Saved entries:
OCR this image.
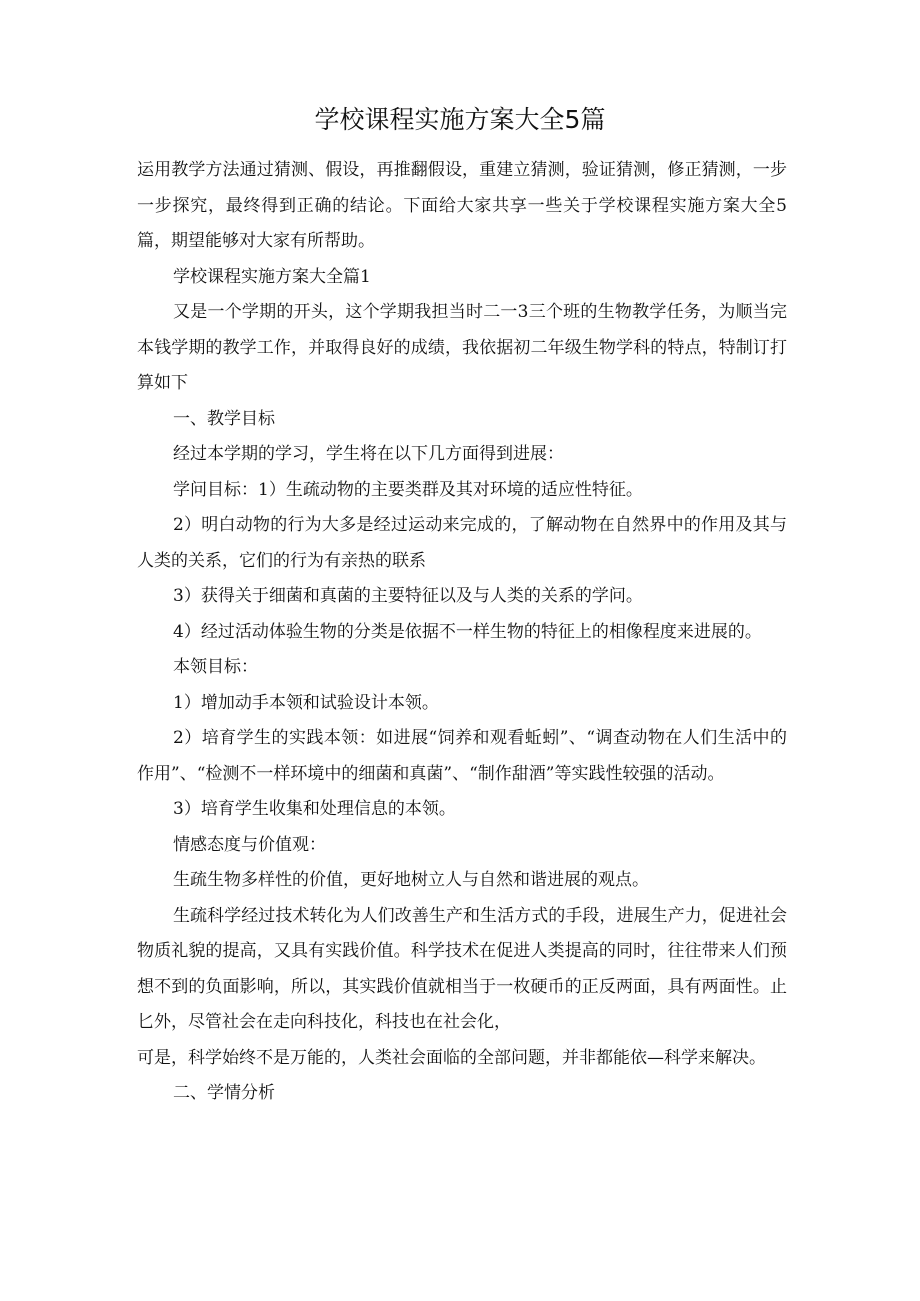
学校课程实施方案大全5篇

运用教学方法通过猜测、假设，再推翻假设，重建立猜测，验证猜测，修正猜测，一步一步探究，最终得到正确的结论。下面给大家共享一些关于学校课程实施方案大全5篇，期望能够对大家有所帮助。

学校课程实施方案大全篇1

又是一个学期的开头，这个学期我担当时二一3三个班的生物教学任务，为顺当完本钱学期的教学工作，并取得良好的成绩，我依据初二年级生物学科的特点，特制订打算如下

一、教学目标

经过本学期的学习，学生将在以下几方面得到进展：

学问目标：1）生疏动物的主要类群及其对环境的适应性特征。

2）明白动物的行为大多是经过运动来完成的，了解动物在自然界中的作用及其与人类的关系，它们的行为有亲热的联系

3）获得关于细菌和真菌的主要特征以及与人类的关系的学问。

4）经过活动体验生物的分类是依据不一样生物的特征上的相像程度来进展的。

本领目标：

1）增加动手本领和试验设计本领。

2）培育学生的实践本领：如进展“饲养和观看蚯蚓”、“调查动物在人们生活中的作用”、“检测不一样环境中的细菌和真菌”、“制作甜酒”等实践性较强的活动。

3）培育学生收集和处理信息的本领。

情感态度与价值观：

生疏生物多样性的价值，更好地树立人与自然和谐进展的观点。

生疏科学经过技术转化为人们改善生产和生活方式的手段，进展生产力，促进社会物质礼貌的提高，又具有实践价值。科学技术在促进人类提高的同时，往往带来人们预想不到的负面影响，所以，其实践价值就相当于一枚硬币的正反两面，具有两面性。止匕外，尽管社会在走向科技化，科技也在社会化，

可是，科学始终不是万能的，人类社会面临的全部问题，并非都能依—科学来解决。

二、学情分析
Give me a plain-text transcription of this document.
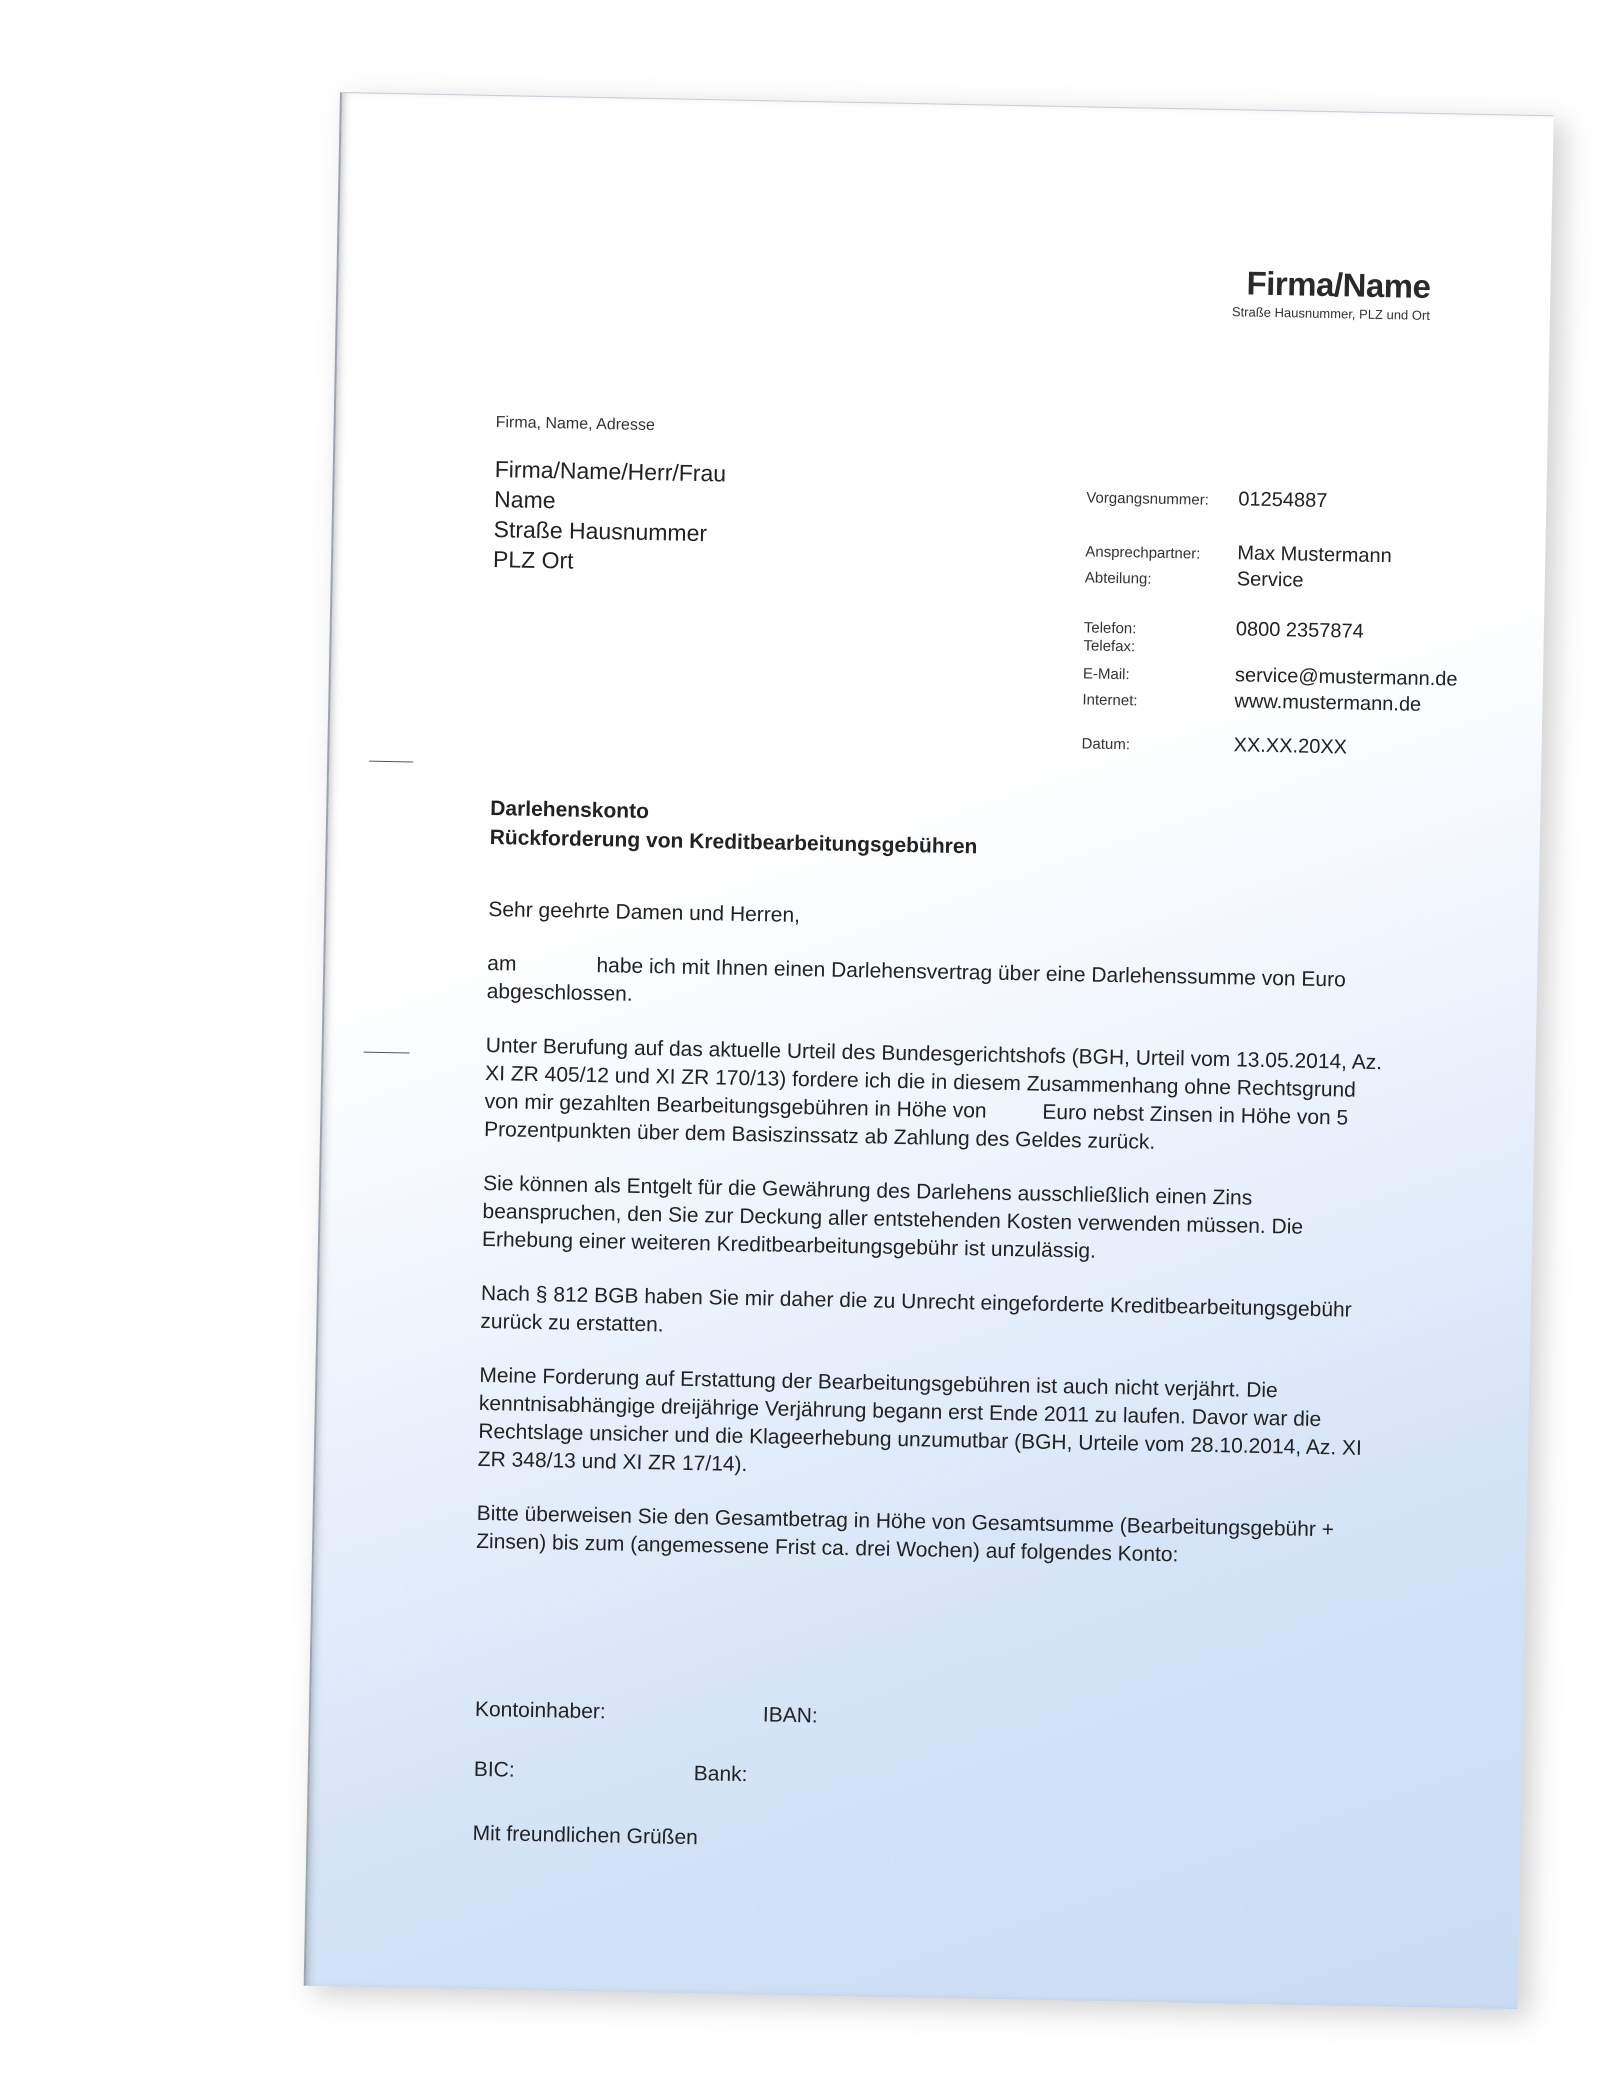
Firma/Name
Straße Hausnummer, PLZ und Ort
Firma, Name, Adresse
Firma/Name/Herr/Frau
Name
Straße Hausnummer
PLZ Ort
Vorgangsnummer: 01254887
Ansprechpartner: Max Mustermann
Abteilung:	Service
Telefon:	0800 2357874
Telefax:
E-Mail:	service@mustermann.de
Internet:	www.mustermann.de
Datum:	XX.XX.20XX
Darlehenskonto
Rückforderung von Kreditbearbeitungsgebühren

Sehr geehrte Damen und Herren,

am	habe ich mit Ihnen einen Darlehensvertrag über eine Darlehenssumme von Euro abgeschlossen.

Unter Berufung auf das aktuelle Urteil des Bundesgerichtshofs (BGH, Urteil vom 13.05.2014, Az. XI ZR 405/12 und XI ZR 170/13) fordere ich die in diesem Zusammenhang ohne Rechtsgrund von mir gezahlten Bearbeitungsgebühren in Höhe von	Euro nebst Zinsen in Höhe von 5 Prozentpunkten über dem Basiszinssatz ab Zahlung des Geldes zurück.

Sie können als Entgelt für die Gewährung des Darlehens ausschließlich einen Zins beanspruchen, den Sie zur Deckung aller entstehenden Kosten verwenden müssen. Die Erhebung einer weiteren Kreditbearbeitungsgebühr ist unzulässig.

Nach § 812 BGB haben Sie mir daher die zu Unrecht eingeforderte Kreditbearbeitungsgebühr zurück zu erstatten.

Meine Forderung auf Erstattung der Bearbeitungsgebühren ist auch nicht verjährt. Die kenntnisabhängige dreijährige Verjährung begann erst Ende 2011 zu laufen. Davor war die Rechtslage unsicher und die Klageerhebung unzumutbar (BGH, Urteile vom 28.10.2014, Az. XI ZR 348/13 und XI ZR 17/14).

Bitte überweisen Sie den Gesamtbetrag in Höhe von Gesamtsumme (Bearbeitungsgebühr + Zinsen) bis zum (angemessene Frist ca. drei Wochen) auf folgendes Konto:

Kontoinhaber:	IBAN:
BIC:	Bank:
Mit freundlichen Grüßen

- [EXERCISE GOAL]:
Which lines contain the word "Straße"? Return each of them.

- [COMPLETED EXERCISE]:
Straße Hausnummer, PLZ und Ort
Straße Hausnummer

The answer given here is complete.